Task: Repeat every entry word for word, skipping the pictures.

Data excerpts:
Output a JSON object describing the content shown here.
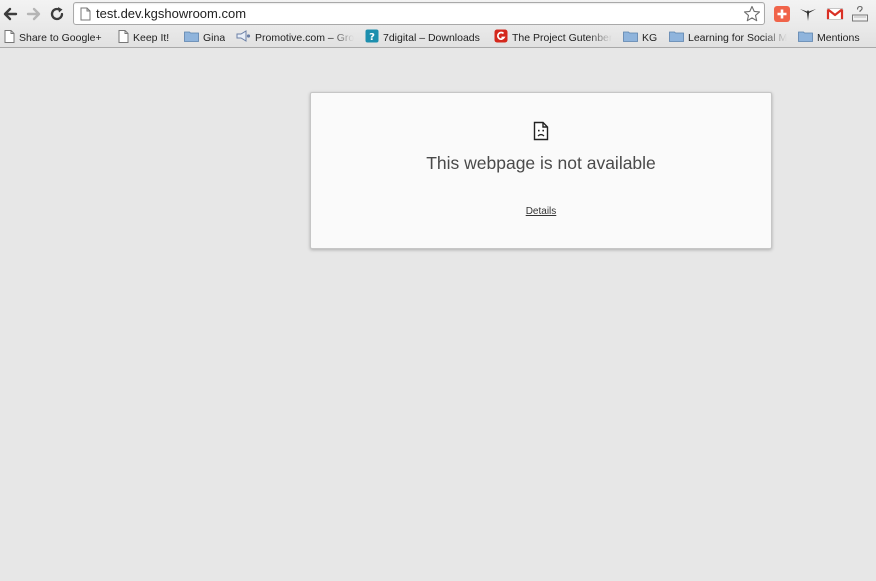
{
  "browser": {
    "url": "test.dev.kgshowroom.com"
  },
  "bookmarks": [
    {
      "label": "Share to Google+",
      "icon": "page-icon"
    },
    {
      "label": "Keep It!",
      "icon": "page-icon"
    },
    {
      "label": "Gina",
      "icon": "folder-icon"
    },
    {
      "label": "Promotive.com – Grow Your Brand",
      "icon": "promotive-icon"
    },
    {
      "label": "7digital – Downloads",
      "icon": "7digital-icon"
    },
    {
      "label": "The Project Gutenberg",
      "icon": "gutenberg-icon"
    },
    {
      "label": "KG",
      "icon": "folder-icon"
    },
    {
      "label": "Learning for Social Media",
      "icon": "folder-icon"
    },
    {
      "label": "Mentions",
      "icon": "folder-icon"
    }
  ],
  "error": {
    "title": "This webpage is not available",
    "details_label": "Details"
  },
  "colors": {
    "page_background": "#e7e7e7",
    "card_background": "#fafafa",
    "folder_blue": "#8fb4dc"
  }
}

Complete response:
Output a JSON object describing the content shown here.
{
  "browser": {
    "url": "test.dev.kgshowroom.com"
  },
  "bookmarks": [
    {
      "label": "Share to Google+",
      "icon": "page-icon"
    },
    {
      "label": "Keep It!",
      "icon": "page-icon"
    },
    {
      "label": "Gina",
      "icon": "folder-icon"
    },
    {
      "label": "Promotive.com – Grow Your Brand",
      "icon": "promotive-icon"
    },
    {
      "label": "7digital – Downloads",
      "icon": "7digital-icon"
    },
    {
      "label": "The Project Gutenberg",
      "icon": "gutenberg-icon"
    },
    {
      "label": "KG",
      "icon": "folder-icon"
    },
    {
      "label": "Learning for Social Media",
      "icon": "folder-icon"
    },
    {
      "label": "Mentions",
      "icon": "folder-icon"
    }
  ],
  "error": {
    "title": "This webpage is not available",
    "details_label": "Details"
  },
  "colors": {
    "page_background": "#e7e7e7",
    "card_background": "#fafafa",
    "folder_blue": "#8fb4dc"
  }
}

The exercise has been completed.